• **PROBLEM**:
Lines in the listing below that include the word "President" need to be copied.

*** AVAILABLE RECORDS Section Begins ***

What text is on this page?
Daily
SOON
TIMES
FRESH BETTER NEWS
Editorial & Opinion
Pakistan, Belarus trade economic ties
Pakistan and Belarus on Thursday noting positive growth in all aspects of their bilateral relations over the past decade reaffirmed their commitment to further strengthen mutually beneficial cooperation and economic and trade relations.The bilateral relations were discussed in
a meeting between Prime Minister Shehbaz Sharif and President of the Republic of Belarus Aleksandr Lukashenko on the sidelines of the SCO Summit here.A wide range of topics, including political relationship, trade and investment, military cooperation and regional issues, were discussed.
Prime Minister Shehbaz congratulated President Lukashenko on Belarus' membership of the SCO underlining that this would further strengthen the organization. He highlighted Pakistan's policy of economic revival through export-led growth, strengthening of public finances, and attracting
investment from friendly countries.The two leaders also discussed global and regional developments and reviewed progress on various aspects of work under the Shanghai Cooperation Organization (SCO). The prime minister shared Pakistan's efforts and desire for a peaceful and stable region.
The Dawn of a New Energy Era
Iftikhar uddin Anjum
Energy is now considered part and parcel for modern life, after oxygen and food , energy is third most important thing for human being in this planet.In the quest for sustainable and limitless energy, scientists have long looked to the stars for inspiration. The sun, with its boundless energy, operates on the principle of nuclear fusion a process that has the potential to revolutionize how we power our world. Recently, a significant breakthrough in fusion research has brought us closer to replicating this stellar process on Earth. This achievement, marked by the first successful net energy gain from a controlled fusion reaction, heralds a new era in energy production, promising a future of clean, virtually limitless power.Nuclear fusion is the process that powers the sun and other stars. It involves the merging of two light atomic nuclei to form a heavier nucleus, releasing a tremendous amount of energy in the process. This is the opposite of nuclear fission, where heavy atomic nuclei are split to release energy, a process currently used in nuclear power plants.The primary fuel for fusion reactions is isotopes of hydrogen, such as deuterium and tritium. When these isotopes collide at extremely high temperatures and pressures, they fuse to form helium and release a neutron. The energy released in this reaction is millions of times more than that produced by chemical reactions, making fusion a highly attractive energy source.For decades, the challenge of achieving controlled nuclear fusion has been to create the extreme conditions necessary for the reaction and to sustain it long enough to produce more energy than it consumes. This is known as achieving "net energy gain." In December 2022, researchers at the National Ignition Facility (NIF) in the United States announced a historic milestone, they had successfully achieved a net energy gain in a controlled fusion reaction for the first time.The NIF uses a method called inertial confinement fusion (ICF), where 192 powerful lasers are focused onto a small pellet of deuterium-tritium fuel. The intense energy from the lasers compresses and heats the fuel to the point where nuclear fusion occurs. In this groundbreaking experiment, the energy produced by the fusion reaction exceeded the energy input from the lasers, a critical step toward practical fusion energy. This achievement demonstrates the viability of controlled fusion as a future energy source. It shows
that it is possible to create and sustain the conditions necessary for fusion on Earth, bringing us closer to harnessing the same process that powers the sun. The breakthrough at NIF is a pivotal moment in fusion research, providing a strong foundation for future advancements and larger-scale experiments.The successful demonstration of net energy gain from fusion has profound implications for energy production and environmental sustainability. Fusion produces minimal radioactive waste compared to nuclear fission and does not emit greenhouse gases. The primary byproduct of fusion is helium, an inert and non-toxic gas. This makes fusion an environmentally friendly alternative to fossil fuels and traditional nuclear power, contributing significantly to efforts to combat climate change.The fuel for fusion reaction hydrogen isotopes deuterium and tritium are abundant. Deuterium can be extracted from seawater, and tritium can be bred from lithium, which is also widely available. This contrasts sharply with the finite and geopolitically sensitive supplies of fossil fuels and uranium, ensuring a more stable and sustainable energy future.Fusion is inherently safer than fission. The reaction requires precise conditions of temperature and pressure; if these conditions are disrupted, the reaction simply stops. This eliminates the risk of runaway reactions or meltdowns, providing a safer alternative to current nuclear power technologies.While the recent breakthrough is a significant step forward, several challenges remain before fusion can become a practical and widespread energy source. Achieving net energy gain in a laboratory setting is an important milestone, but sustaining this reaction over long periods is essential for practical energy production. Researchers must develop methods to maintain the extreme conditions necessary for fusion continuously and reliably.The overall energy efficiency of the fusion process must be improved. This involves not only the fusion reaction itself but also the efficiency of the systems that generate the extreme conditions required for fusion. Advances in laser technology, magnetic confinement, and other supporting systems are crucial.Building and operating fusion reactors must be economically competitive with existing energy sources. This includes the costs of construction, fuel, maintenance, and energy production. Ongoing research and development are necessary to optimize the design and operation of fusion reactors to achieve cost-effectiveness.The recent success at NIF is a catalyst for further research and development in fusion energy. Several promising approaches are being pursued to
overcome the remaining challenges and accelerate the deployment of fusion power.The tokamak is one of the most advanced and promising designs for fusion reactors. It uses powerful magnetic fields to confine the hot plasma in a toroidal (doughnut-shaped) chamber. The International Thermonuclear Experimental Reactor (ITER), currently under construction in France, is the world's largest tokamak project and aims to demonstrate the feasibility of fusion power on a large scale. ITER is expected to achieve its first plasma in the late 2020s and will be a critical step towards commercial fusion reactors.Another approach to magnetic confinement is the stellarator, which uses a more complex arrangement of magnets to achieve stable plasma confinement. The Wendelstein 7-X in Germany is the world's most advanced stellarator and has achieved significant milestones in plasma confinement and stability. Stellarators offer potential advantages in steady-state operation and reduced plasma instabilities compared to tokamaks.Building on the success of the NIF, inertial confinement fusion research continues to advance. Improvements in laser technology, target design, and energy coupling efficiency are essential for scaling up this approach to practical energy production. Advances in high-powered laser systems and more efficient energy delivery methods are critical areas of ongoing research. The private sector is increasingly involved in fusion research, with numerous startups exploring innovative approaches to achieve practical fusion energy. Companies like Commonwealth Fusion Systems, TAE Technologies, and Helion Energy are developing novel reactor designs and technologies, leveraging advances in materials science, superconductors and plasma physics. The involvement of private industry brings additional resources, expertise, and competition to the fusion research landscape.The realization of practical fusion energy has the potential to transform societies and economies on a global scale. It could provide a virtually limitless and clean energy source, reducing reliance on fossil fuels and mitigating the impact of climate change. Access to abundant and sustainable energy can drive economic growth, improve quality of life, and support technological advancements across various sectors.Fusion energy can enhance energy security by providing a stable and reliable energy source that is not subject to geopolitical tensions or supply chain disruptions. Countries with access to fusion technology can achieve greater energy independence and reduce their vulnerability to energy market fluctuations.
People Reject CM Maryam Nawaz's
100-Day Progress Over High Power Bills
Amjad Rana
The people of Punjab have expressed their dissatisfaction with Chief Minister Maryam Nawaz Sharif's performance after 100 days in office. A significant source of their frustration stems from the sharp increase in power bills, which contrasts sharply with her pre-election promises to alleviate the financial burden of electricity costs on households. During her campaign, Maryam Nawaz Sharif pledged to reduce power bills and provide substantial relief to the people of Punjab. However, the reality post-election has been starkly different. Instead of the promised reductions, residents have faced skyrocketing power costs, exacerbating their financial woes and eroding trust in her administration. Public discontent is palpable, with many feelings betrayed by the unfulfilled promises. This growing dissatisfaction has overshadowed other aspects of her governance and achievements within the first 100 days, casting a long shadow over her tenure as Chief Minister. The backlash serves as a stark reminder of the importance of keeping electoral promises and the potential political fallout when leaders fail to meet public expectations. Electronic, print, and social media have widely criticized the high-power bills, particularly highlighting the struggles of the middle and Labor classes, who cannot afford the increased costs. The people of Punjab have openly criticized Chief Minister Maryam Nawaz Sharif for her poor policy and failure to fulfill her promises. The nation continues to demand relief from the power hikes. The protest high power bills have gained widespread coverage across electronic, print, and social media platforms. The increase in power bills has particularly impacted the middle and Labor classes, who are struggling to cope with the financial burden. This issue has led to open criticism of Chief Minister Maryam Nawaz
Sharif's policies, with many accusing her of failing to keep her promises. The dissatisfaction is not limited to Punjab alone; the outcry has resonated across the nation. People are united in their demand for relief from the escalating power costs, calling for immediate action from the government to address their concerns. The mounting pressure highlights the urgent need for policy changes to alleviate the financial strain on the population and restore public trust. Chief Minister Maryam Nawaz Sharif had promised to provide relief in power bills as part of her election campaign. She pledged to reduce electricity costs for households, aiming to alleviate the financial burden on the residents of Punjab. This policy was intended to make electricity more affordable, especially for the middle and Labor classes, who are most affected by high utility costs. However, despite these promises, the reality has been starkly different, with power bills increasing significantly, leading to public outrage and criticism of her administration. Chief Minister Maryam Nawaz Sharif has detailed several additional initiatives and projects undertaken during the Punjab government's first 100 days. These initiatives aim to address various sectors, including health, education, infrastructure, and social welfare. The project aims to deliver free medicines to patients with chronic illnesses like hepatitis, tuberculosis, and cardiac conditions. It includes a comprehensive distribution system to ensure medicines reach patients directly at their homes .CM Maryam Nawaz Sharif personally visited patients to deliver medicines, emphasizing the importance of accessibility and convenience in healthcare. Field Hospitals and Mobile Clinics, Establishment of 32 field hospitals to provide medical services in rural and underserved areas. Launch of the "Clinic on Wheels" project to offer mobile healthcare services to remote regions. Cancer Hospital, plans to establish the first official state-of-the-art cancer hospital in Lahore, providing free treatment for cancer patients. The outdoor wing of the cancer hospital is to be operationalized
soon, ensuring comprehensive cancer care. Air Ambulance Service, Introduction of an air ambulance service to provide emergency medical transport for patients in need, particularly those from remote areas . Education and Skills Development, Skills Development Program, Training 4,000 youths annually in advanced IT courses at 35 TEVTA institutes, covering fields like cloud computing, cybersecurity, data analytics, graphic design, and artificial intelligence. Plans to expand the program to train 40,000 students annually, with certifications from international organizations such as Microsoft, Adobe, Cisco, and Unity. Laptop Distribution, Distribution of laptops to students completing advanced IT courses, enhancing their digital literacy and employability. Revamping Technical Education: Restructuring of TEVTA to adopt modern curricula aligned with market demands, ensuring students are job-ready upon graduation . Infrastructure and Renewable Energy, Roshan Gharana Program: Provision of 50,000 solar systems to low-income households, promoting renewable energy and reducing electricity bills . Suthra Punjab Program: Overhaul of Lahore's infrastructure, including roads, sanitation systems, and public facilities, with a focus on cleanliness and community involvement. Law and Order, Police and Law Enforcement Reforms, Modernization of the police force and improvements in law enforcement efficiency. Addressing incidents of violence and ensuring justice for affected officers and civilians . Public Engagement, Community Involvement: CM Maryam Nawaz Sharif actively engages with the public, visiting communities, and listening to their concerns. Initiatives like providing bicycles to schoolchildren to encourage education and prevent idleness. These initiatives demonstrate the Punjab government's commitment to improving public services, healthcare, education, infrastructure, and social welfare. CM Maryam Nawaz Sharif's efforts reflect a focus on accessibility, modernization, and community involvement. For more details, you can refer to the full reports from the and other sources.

*** AVAILABLE RECORDS Section Ends ***

• **TASK RESULT**:
a meeting between Prime Minister Shehbaz Sharif and President of the Republic of Belarus Aleksandr Lukashenko on the sidelines of the SCO Summit here.A wide range of topics, including political relationship, trade and investment, military cooperation and regional issues, were discussed.
Prime Minister Shehbaz congratulated President Lukashenko on Belarus' membership of the SCO underlining that this would further strengthen the organization. He highlighted Pakistan's policy of economic revival through export-led growth, strengthening of public finances, and attracting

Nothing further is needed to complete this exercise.